Stored data

____________

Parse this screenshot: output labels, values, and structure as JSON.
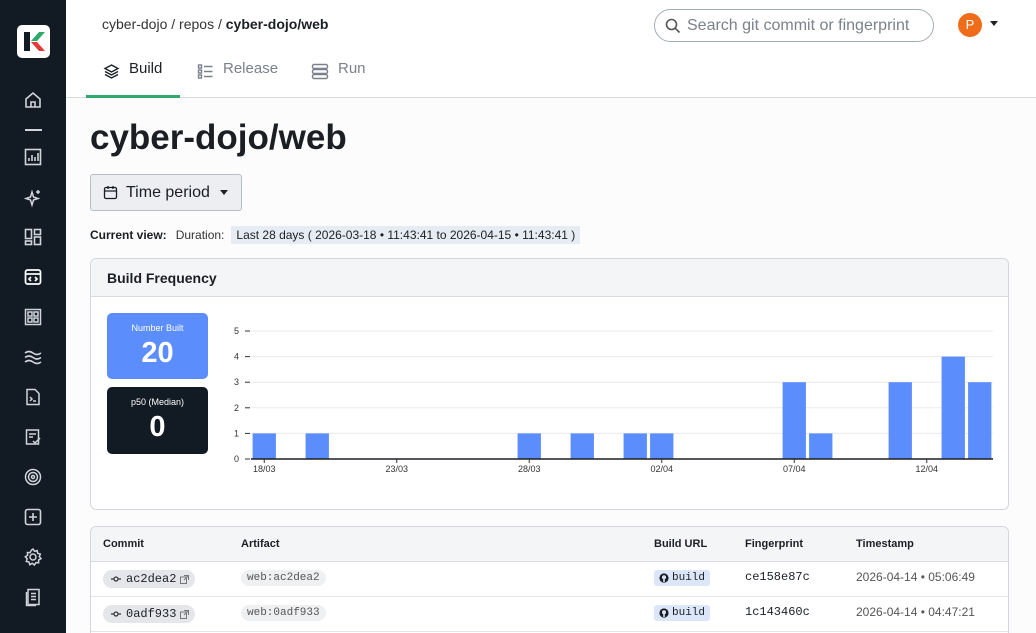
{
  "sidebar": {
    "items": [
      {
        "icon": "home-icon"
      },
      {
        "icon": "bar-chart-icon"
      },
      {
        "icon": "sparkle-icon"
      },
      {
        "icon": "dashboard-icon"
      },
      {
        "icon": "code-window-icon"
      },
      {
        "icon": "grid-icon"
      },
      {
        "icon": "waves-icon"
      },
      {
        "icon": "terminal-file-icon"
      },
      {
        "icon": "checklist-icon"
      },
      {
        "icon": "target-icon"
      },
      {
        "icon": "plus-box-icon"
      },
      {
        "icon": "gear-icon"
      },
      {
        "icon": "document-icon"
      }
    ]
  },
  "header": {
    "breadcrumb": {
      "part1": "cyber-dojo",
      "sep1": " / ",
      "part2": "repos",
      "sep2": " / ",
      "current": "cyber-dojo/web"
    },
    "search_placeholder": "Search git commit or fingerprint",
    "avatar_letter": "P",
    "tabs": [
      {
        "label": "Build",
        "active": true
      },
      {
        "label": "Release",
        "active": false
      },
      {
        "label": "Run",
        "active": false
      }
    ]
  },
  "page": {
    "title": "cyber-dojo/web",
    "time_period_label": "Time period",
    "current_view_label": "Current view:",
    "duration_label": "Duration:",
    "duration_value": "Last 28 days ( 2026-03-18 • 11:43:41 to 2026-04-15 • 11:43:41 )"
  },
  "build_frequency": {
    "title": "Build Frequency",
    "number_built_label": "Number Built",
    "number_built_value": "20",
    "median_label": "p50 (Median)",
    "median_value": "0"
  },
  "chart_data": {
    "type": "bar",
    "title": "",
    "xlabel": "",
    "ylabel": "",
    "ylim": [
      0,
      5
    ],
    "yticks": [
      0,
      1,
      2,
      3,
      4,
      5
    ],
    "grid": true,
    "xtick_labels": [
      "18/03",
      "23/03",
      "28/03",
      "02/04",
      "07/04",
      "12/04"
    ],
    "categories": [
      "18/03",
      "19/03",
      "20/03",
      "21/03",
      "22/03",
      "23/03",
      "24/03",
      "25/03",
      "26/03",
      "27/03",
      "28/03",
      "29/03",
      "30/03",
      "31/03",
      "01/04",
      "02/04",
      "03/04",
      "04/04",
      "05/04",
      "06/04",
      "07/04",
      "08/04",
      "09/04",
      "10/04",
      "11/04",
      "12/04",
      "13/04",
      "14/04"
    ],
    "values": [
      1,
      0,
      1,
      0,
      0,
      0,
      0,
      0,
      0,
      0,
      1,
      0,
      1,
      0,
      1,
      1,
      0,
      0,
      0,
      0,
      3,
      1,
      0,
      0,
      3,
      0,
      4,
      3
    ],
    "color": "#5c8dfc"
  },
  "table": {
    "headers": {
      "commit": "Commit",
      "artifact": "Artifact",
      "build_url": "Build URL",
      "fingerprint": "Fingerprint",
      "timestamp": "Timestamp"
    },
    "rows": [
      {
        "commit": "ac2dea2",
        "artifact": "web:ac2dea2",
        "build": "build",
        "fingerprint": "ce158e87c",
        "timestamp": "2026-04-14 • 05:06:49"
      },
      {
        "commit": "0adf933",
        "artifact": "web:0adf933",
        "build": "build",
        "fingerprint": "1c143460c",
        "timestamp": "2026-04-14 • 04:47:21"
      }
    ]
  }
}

____________

- **To be done**: Lines from the records above that hold "fingerprint" are the ones to list.

- **Complete output**:
    "search_placeholder": "Search git commit or fingerprint",
      "fingerprint": "Fingerprint",
        "fingerprint": "ce158e87c",
        "fingerprint": "1c143460c",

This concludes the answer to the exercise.